§ QUOTED PASSAGE
Maybe I’m looking for love in all the wrong places. When I first read about WhiteSmoke Writer T-Gen, I was excited. Here is a text checker that exceeds the capabilities of my word processing program. However, my PC became funky after installing Writer T-Gen. That’s funky as in “send me a technician NOW!” Since PCs are such complicated things, I’m giving Writer T-Gen the benefit of the doubt and saying that the PC‘s strange behavior is coincidental to the installation of Writer T-Gen, and not a complementary virus included with the demo.
“T-Gen” is shortened “Text Genome,” which WhiteSmoke claims to have cracked. Based on the way people write, errors made, and correct grammar, T-Gen is allegedly the ultimate spelling and grammar checker. It will also translate from one language to another; now I know that “meerrettich” is German for "horseradish" (hey, it was the first word that popped into my head when I was testing the translator). My favorite feature is that it checks for words that are used repetitiously (not common ones like “an” and “the”); that can be a problem when I am editing a particular sentence without evaluating its context. Who wants to put “phenomenally” in three consecutive sentences?
Writer T-Gen proofreads text in a variety of situations, including e-mail. It suggests corrections for spelling and grammar, although it operates in a more formal world of grammar than I’ve entered and sometimes makes suggestions that are laughably ungrammatical (Word makes similar suggestions). It counts words and sentences and arrives at an average word per sentence statistic. It also reports the percentages of passive verbs, negative sentences, informal expressions, and complex words. This paragraph, for example, contains 15% complex words and produced no alerts for correction. I received a score of nine out of ten, “very good” on the WhiteSmoke Writing Index for this passage, and was advised to use simpler words to improve readability.

§ RECORDED INFORMATION
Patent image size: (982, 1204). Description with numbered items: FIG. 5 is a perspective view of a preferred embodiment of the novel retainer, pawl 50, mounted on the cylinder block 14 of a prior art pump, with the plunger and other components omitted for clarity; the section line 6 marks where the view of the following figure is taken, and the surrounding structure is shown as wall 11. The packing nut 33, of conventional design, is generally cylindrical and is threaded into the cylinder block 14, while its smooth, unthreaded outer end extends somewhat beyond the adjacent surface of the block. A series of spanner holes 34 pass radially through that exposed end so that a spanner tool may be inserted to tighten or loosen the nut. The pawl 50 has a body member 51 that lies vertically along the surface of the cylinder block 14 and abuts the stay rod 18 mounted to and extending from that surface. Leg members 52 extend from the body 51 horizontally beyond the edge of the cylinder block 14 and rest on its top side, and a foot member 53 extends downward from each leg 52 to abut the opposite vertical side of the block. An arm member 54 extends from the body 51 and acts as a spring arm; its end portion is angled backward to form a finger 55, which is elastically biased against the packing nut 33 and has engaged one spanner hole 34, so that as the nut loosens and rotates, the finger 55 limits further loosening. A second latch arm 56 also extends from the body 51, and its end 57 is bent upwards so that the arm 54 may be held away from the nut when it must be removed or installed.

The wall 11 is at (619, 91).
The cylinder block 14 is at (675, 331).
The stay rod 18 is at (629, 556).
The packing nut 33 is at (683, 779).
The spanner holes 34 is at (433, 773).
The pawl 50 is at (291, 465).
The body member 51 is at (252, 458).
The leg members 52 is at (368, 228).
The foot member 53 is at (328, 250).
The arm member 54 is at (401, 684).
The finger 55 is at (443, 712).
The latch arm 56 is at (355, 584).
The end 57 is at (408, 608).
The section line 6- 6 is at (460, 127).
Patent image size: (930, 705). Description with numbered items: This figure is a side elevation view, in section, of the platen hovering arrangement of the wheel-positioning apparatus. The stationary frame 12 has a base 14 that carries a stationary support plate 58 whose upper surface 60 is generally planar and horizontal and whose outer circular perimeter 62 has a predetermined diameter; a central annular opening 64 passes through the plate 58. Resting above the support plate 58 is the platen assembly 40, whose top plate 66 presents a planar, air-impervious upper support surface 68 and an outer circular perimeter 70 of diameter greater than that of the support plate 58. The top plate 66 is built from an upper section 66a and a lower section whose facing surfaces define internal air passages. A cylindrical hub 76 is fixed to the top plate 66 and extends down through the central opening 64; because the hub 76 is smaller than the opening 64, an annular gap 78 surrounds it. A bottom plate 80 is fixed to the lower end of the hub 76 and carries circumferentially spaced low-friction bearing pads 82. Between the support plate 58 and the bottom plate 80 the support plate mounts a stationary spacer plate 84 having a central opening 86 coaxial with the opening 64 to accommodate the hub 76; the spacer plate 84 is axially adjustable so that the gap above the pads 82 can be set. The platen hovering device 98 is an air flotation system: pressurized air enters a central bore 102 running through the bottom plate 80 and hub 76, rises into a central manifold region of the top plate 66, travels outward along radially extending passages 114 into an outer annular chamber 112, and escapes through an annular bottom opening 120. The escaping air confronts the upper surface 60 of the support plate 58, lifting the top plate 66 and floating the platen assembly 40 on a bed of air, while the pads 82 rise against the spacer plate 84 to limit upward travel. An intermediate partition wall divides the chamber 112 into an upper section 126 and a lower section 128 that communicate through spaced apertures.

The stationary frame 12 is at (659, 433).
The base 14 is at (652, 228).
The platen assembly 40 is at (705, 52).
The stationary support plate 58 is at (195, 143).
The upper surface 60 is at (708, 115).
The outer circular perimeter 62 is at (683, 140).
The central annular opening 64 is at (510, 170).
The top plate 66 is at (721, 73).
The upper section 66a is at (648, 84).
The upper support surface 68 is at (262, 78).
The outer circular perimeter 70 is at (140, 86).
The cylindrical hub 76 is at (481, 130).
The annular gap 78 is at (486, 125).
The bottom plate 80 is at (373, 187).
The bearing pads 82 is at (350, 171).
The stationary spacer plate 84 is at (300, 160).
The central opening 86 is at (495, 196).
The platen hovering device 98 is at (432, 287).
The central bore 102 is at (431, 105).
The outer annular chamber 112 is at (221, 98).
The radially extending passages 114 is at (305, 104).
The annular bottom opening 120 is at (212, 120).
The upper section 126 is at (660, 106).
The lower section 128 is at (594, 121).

§ BRIEF
Set down the passage of the review of WhiteSmoke Writer T-Gen between "Maybe I’m looking" and "with the demo.", inclusive. None of the lines are needed for this work.

§ EXERCISE RESULT
Maybe I’m looking for love in all the wrong places. When I first read about WhiteSmoke Writer T-Gen, I was excited. Here is a text checker that exceeds the capabilities of my word processing program. However, my PC became funky after installing Writer T-Gen. That’s funky as in “send me a technician NOW!” Since PCs are such complicated things, I’m giving Writer T-Gen the benefit of the doubt and saying that the PC‘s strange behavior is coincidental to the installation of Writer T-Gen, and not a complementary virus included with the demo.